--- start of TASK MATERIAL ---

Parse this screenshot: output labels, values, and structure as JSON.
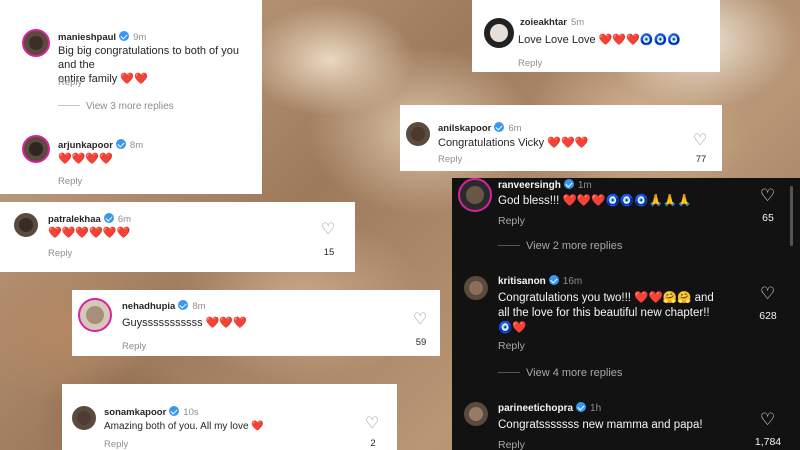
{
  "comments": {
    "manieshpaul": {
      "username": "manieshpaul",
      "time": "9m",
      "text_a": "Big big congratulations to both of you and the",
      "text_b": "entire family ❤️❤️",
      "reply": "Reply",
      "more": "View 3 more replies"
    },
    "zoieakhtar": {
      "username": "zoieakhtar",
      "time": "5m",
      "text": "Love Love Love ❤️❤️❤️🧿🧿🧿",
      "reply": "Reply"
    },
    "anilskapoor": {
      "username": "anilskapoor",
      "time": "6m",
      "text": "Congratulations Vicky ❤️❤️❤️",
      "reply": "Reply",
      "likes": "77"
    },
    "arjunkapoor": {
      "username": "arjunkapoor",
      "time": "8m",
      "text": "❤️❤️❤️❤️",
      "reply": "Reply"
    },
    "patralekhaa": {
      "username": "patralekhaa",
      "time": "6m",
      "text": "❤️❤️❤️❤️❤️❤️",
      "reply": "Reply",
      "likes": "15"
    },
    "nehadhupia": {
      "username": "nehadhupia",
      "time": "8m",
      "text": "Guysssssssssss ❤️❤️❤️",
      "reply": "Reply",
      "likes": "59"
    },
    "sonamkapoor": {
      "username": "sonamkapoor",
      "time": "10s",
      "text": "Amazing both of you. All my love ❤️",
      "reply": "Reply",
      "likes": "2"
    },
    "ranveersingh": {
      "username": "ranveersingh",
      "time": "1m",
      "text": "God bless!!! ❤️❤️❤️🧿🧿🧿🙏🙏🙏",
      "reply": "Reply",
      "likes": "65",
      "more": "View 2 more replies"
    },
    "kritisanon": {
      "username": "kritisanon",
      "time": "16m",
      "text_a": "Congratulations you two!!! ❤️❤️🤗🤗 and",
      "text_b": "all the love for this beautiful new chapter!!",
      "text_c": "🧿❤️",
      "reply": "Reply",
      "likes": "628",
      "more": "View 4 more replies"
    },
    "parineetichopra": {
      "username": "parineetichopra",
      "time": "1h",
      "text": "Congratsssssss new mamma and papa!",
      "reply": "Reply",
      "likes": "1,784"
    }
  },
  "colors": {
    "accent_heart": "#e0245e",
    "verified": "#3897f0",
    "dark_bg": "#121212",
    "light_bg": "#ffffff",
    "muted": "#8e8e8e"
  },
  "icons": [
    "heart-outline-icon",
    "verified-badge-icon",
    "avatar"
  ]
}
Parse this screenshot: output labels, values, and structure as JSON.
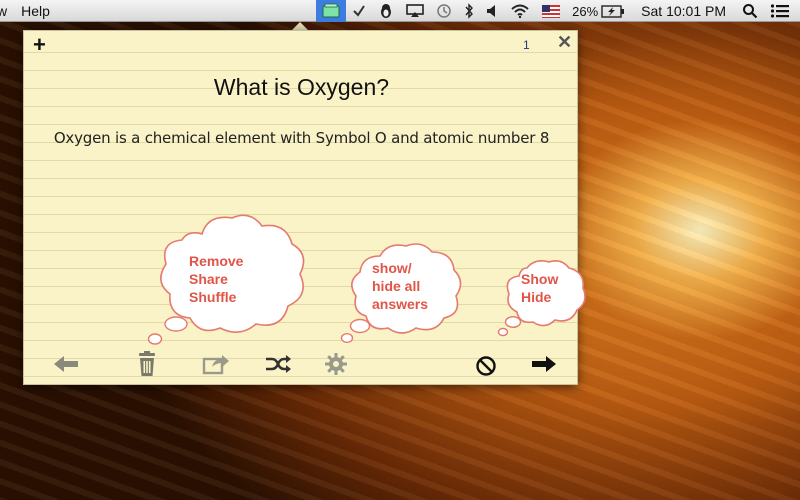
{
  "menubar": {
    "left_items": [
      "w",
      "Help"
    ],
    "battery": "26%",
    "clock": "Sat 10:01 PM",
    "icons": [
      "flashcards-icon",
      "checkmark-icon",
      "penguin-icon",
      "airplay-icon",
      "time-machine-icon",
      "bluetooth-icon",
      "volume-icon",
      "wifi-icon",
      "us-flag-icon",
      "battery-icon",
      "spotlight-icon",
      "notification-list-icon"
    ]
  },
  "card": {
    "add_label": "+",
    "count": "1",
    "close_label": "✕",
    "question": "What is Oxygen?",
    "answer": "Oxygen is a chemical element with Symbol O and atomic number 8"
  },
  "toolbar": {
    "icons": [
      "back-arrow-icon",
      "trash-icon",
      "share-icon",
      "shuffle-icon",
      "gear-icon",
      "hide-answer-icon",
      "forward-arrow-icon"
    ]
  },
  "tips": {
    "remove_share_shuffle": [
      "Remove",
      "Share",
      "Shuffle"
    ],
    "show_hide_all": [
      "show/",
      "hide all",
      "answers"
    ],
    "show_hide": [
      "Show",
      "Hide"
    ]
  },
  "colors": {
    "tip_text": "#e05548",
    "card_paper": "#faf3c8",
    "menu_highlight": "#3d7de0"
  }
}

--- end of TASK MATERIAL ---

Each line of the material must be retyped exactly, except that images are omitted.

Parse this screenshot: output labels, values, and structure as JSON.
{
  "comments": {
    "manieshpaul": {
      "username": "manieshpaul",
      "time": "9m",
      "text_a": "Big big congratulations to both of you and the",
      "text_b": "entire family ❤️❤️",
      "reply": "Reply",
      "more": "View 3 more replies"
    },
    "zoieakhtar": {
      "username": "zoieakhtar",
      "time": "5m",
      "text": "Love Love Love ❤️❤️❤️🧿🧿🧿",
      "reply": "Reply"
    },
    "anilskapoor": {
      "username": "anilskapoor",
      "time": "6m",
      "text": "Congratulations Vicky ❤️❤️❤️",
      "reply": "Reply",
      "likes": "77"
    },
    "arjunkapoor": {
      "username": "arjunkapoor",
      "time": "8m",
      "text": "❤️❤️❤️❤️",
      "reply": "Reply"
    },
    "patralekhaa": {
      "username": "patralekhaa",
      "time": "6m",
      "text": "❤️❤️❤️❤️❤️❤️",
      "reply": "Reply",
      "likes": "15"
    },
    "nehadhupia": {
      "username": "nehadhupia",
      "time": "8m",
      "text": "Guysssssssssss ❤️❤️❤️",
      "reply": "Reply",
      "likes": "59"
    },
    "sonamkapoor": {
      "username": "sonamkapoor",
      "time": "10s",
      "text": "Amazing both of you. All my love ❤️",
      "reply": "Reply",
      "likes": "2"
    },
    "ranveersingh": {
      "username": "ranveersingh",
      "time": "1m",
      "text": "God bless!!! ❤️❤️❤️🧿🧿🧿🙏🙏🙏",
      "reply": "Reply",
      "likes": "65",
      "more": "View 2 more replies"
    },
    "kritisanon": {
      "username": "kritisanon",
      "time": "16m",
      "text_a": "Congratulations you two!!! ❤️❤️🤗🤗 and",
      "text_b": "all the love for this beautiful new chapter!!",
      "text_c": "🧿❤️",
      "reply": "Reply",
      "likes": "628",
      "more": "View 4 more replies"
    },
    "parineetichopra": {
      "username": "parineetichopra",
      "time": "1h",
      "text": "Congratsssssss new mamma and papa!",
      "reply": "Reply",
      "likes": "1,784"
    }
  },
  "colors": {
    "accent_heart": "#e0245e",
    "verified": "#3897f0",
    "dark_bg": "#121212",
    "light_bg": "#ffffff",
    "muted": "#8e8e8e"
  },
  "icons": [
    "heart-outline-icon",
    "verified-badge-icon",
    "avatar"
  ]
}
Parse this screenshot: output labels, values, and structure as JSON.
{
  "menubar": {
    "left_items": [
      "w",
      "Help"
    ],
    "battery": "26%",
    "clock": "Sat 10:01 PM",
    "icons": [
      "flashcards-icon",
      "checkmark-icon",
      "penguin-icon",
      "airplay-icon",
      "time-machine-icon",
      "bluetooth-icon",
      "volume-icon",
      "wifi-icon",
      "us-flag-icon",
      "battery-icon",
      "spotlight-icon",
      "notification-list-icon"
    ]
  },
  "card": {
    "add_label": "+",
    "count": "1",
    "close_label": "✕",
    "question": "What is Oxygen?",
    "answer": "Oxygen is a chemical element with Symbol O and atomic number 8"
  },
  "toolbar": {
    "icons": [
      "back-arrow-icon",
      "trash-icon",
      "share-icon",
      "shuffle-icon",
      "gear-icon",
      "hide-answer-icon",
      "forward-arrow-icon"
    ]
  },
  "tips": {
    "remove_share_shuffle": [
      "Remove",
      "Share",
      "Shuffle"
    ],
    "show_hide_all": [
      "show/",
      "hide all",
      "answers"
    ],
    "show_hide": [
      "Show",
      "Hide"
    ]
  },
  "colors": {
    "tip_text": "#e05548",
    "card_paper": "#faf3c8",
    "menu_highlight": "#3d7de0"
  }
}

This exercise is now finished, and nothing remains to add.